- DIRECTIONS FOR THIS TASK -
Give the count of lines that include the string "กฐานการชำระเง". Add nothing to it.

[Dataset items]
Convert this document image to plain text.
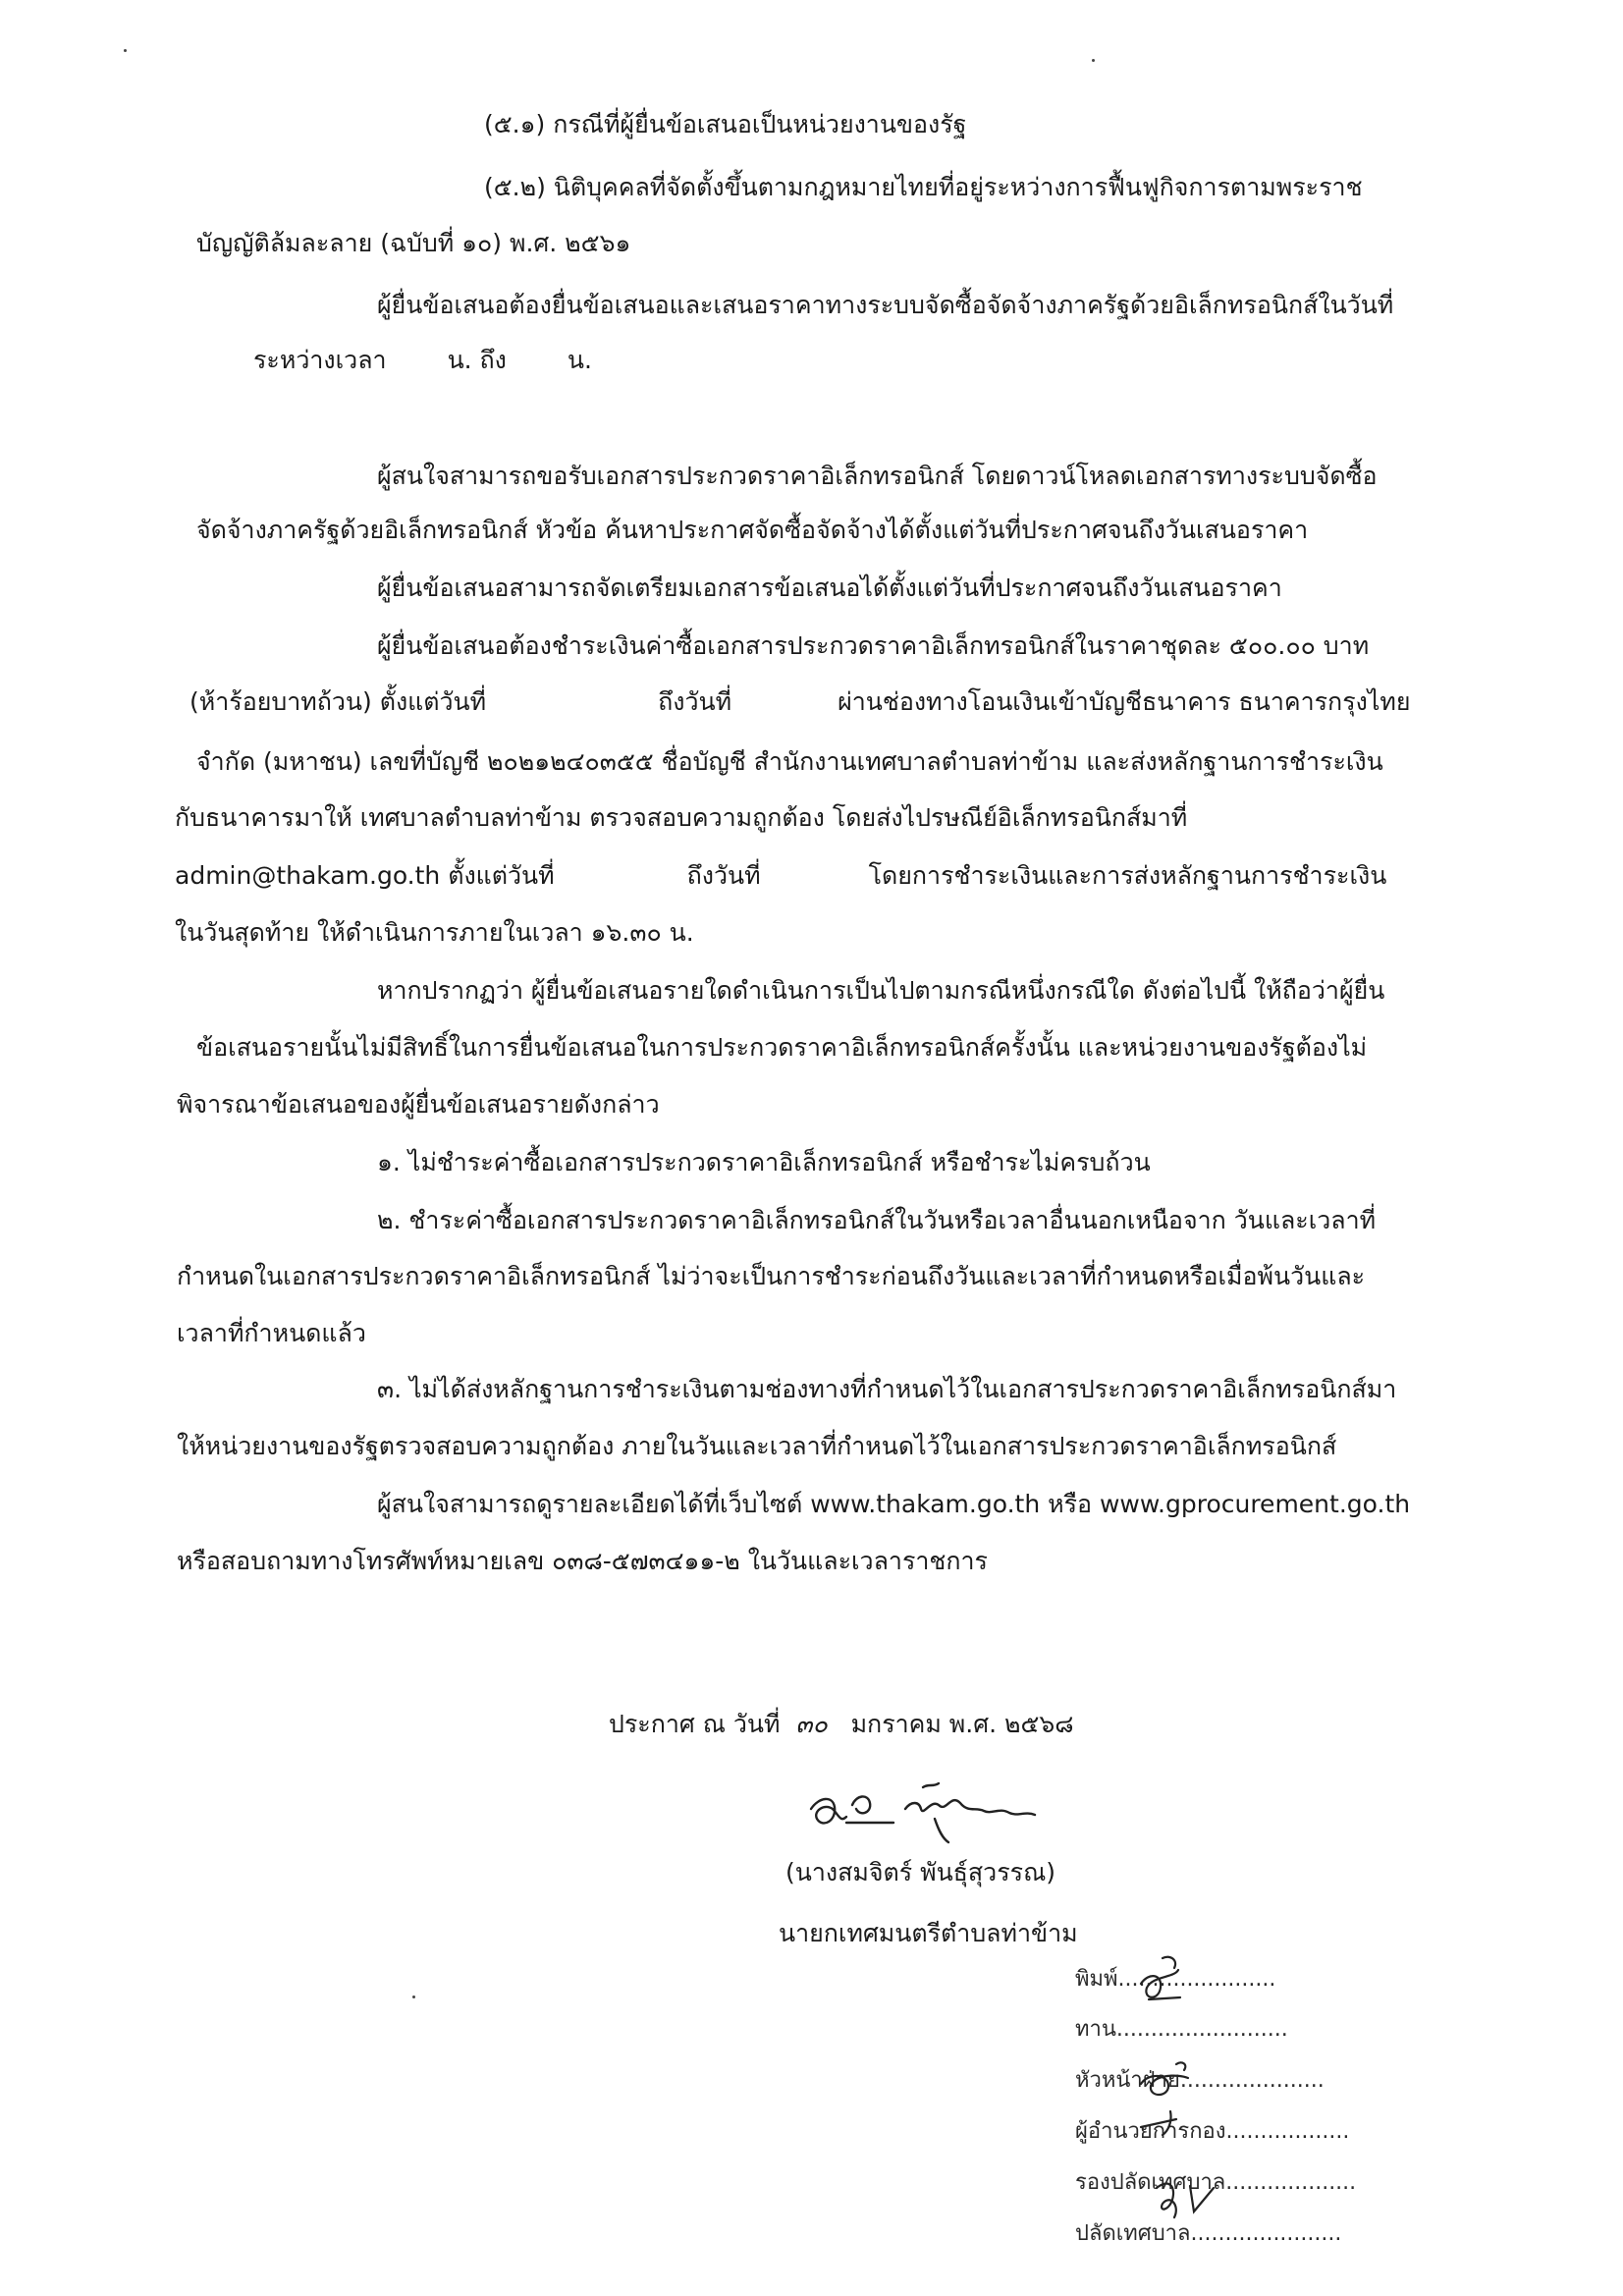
(๕.๑) กรณีที่ผู้ยื่นข้อเสนอเป็นหน่วยงานของรัฐ
(๕.๒) นิติบุคคลที่จัดตั้งขึ้นตามกฎหมายไทยที่อยู่ระหว่างการฟื้นฟูกิจการตามพระราช
บัญญัติล้มละลาย (ฉบับที่ ๑๐) พ.ศ. ๒๕๖๑
ผู้ยื่นข้อเสนอต้องยื่นข้อเสนอและเสนอราคาทางระบบจัดซื้อจัดจ้างภาครัฐด้วยอิเล็กทรอนิกส์ในวันที่
ระหว่างเวลา น. ถึง น.
ผู้สนใจสามารถขอรับเอกสารประกวดราคาอิเล็กทรอนิกส์ โดยดาวน์โหลดเอกสารทางระบบจัดซื้อ
จัดจ้างภาครัฐด้วยอิเล็กทรอนิกส์ หัวข้อ ค้นหาประกาศจัดซื้อจัดจ้างได้ตั้งแต่วันที่ประกาศจนถึงวันเสนอราคา
ผู้ยื่นข้อเสนอสามารถจัดเตรียมเอกสารข้อเสนอได้ตั้งแต่วันที่ประกาศจนถึงวันเสนอราคา
ผู้ยื่นข้อเสนอต้องชำระเงินค่าซื้อเอกสารประกวดราคาอิเล็กทรอนิกส์ในราคาชุดละ ๕๐๐.๐๐ บาท
(ห้าร้อยบาทถ้วน) ตั้งแต่วันที่	ถึงวันที่	ผ่านช่องทางโอนเงินเข้าบัญชีธนาคาร ธนาคารกรุงไทย
จำกัด (มหาชน) เลขที่บัญชี ๒๐๒๑๒๔๐๓๕๕ ชื่อบัญชี สำนักงานเทศบาลตำบลท่าข้าม และส่งหลักฐานการชำระเงิน
กับธนาคารมาให้ เทศบาลตำบลท่าข้าม ตรวจสอบความถูกต้อง โดยส่งไปรษณีย์อิเล็กทรอนิกส์มาที่
admin@thakam.go.th ตั้งแต่วันที่	ถึงวันที่	โดยการชำระเงินและการส่งหลักฐานการชำระเงิน
ในวันสุดท้าย ให้ดำเนินการภายในเวลา ๑๖.๓๐ น.
หากปรากฏว่า ผู้ยื่นข้อเสนอรายใดดำเนินการเป็นไปตามกรณีหนึ่งกรณีใด ดังต่อไปนี้ ให้ถือว่าผู้ยื่น
ข้อเสนอรายนั้นไม่มีสิทธิ์ในการยื่นข้อเสนอในการประกวดราคาอิเล็กทรอนิกส์ครั้งนั้น และหน่วยงานของรัฐต้องไม่
พิจารณาข้อเสนอของผู้ยื่นข้อเสนอรายดังกล่าว
๑. ไม่ชำระค่าซื้อเอกสารประกวดราคาอิเล็กทรอนิกส์ หรือชำระไม่ครบถ้วน
๒. ชำระค่าซื้อเอกสารประกวดราคาอิเล็กทรอนิกส์ในวันหรือเวลาอื่นนอกเหนือจาก วันและเวลาที่
กำหนดในเอกสารประกวดราคาอิเล็กทรอนิกส์ ไม่ว่าจะเป็นการชำระก่อนถึงวันและเวลาที่กำหนดหรือเมื่อพ้นวันและ
เวลาที่กำหนดแล้ว
๓. ไม่ได้ส่งหลักฐานการชำระเงินตามช่องทางที่กำหนดไว้ในเอกสารประกวดราคาอิเล็กทรอนิกส์มา
ให้หน่วยงานของรัฐตรวจสอบความถูกต้อง ภายในวันและเวลาที่กำหนดไว้ในเอกสารประกวดราคาอิเล็กทรอนิกส์
ผู้สนใจสามารถดูรายละเอียดได้ที่เว็บไซต์ www.thakam.go.th หรือ www.gprocurement.go.th
หรือสอบถามทางโทรศัพท์หมายเลข ๐๓๘-๕๗๓๔๑๑-๒ ในวันและเวลาราชการ
ประกาศ ณ วันที่ ๓๐ มกราคม พ.ศ. ๒๕๖๘
(นางสมจิตร์ พันธุ์สุวรรณ)
นายกเทศมนตรีตำบลท่าข้าม
พิมพ์.......................
ทาน.........................
หัวหน้าฝ่าย.....................
ผู้อำนวยการกอง..................
รองปลัดเทศบาล...................
ปลัดเทศบาล......................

- EXERCISE SOLUTION -
3